> **Data entries**
--- start ---

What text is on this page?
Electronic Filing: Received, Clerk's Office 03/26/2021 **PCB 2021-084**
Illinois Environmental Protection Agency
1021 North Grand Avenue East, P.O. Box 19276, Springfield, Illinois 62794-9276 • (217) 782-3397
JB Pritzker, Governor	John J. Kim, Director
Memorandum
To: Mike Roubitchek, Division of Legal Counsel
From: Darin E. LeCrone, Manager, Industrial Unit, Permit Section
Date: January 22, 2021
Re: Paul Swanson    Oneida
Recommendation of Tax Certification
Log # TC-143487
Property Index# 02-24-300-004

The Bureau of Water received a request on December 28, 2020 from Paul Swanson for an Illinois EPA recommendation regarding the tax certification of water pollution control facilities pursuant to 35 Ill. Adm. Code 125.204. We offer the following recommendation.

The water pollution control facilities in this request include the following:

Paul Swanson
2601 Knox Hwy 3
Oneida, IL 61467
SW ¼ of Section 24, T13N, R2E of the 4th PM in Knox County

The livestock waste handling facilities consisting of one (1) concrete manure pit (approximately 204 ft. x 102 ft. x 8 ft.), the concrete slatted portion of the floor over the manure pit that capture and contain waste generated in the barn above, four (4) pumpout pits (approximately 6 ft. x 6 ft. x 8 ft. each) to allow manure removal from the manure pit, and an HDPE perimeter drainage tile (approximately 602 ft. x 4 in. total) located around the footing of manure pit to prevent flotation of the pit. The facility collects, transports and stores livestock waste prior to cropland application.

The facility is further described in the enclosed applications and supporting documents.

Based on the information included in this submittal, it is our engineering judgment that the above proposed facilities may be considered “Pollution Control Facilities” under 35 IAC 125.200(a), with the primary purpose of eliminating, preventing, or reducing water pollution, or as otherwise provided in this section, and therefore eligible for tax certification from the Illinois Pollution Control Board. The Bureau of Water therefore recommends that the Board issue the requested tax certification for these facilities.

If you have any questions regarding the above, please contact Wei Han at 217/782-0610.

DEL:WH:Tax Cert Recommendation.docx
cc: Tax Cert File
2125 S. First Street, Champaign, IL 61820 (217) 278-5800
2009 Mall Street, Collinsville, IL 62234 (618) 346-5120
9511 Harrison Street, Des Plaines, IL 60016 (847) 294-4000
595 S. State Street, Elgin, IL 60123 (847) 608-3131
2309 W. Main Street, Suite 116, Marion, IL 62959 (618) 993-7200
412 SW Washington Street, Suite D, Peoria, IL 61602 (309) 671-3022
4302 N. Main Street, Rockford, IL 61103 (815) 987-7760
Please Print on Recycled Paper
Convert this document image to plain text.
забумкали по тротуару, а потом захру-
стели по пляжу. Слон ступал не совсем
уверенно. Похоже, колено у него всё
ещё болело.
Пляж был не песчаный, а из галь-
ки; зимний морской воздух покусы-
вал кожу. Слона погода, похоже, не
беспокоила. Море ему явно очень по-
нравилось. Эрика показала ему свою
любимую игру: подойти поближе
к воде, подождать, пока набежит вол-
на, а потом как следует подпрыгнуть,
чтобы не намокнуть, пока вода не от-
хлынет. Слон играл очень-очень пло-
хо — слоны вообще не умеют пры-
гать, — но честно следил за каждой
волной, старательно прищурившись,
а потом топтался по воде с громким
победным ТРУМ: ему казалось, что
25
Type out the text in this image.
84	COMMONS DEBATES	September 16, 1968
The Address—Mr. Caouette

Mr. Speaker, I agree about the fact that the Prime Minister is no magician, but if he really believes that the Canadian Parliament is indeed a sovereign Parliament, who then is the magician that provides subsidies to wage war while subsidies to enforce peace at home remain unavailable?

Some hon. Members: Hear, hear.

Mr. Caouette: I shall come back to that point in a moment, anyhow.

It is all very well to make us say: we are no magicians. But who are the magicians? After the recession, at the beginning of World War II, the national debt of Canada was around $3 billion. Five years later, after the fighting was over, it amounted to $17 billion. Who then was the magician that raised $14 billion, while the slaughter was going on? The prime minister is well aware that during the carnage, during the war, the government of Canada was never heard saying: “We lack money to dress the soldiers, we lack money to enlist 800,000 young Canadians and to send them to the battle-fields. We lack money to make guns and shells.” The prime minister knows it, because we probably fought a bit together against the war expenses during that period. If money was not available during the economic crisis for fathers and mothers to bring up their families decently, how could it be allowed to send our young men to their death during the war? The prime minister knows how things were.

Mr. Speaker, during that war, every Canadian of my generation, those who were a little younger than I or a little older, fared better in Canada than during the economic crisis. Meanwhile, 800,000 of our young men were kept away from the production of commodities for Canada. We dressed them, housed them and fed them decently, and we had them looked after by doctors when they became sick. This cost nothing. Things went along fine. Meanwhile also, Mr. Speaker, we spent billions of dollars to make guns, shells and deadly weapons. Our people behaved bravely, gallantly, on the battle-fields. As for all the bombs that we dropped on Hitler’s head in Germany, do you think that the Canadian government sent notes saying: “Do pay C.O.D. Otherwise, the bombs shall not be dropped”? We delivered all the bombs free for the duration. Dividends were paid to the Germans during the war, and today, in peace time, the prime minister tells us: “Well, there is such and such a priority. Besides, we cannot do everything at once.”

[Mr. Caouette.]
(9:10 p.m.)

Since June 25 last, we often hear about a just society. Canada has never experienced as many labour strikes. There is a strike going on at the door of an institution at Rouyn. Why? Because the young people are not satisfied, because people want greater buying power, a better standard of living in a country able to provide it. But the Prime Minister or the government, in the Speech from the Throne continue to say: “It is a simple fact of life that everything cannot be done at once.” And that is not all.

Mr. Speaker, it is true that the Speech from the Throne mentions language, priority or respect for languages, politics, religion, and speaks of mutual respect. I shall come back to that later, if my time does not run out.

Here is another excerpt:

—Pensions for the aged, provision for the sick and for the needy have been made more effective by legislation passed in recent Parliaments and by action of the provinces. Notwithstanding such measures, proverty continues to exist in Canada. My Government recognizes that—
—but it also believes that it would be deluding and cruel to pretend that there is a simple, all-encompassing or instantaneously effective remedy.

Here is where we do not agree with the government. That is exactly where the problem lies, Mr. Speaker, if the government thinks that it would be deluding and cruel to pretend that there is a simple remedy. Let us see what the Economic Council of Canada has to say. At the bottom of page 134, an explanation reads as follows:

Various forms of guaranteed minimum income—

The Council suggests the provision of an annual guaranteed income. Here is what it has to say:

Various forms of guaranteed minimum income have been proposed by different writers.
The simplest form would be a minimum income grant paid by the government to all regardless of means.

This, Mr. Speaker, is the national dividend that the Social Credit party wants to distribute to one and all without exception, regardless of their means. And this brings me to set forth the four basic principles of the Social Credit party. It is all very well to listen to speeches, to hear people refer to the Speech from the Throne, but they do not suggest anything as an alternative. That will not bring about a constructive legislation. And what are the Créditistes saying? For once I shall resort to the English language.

--- end ---

> **DIRECTION**
In the records above, locate the lines holding the word "provision". Copy each of them.

> **PROBLEM SOLUTION**
—Pensions for the aged, provision for the sick and for the needy have been made more effective by legislation passed in recent Parliaments and by action of the provinces. Notwithstanding such measures, proverty continues to exist in Canada. My Government recognizes that—
The Council suggests the provision of an annual guaranteed income. Here is what it has to say:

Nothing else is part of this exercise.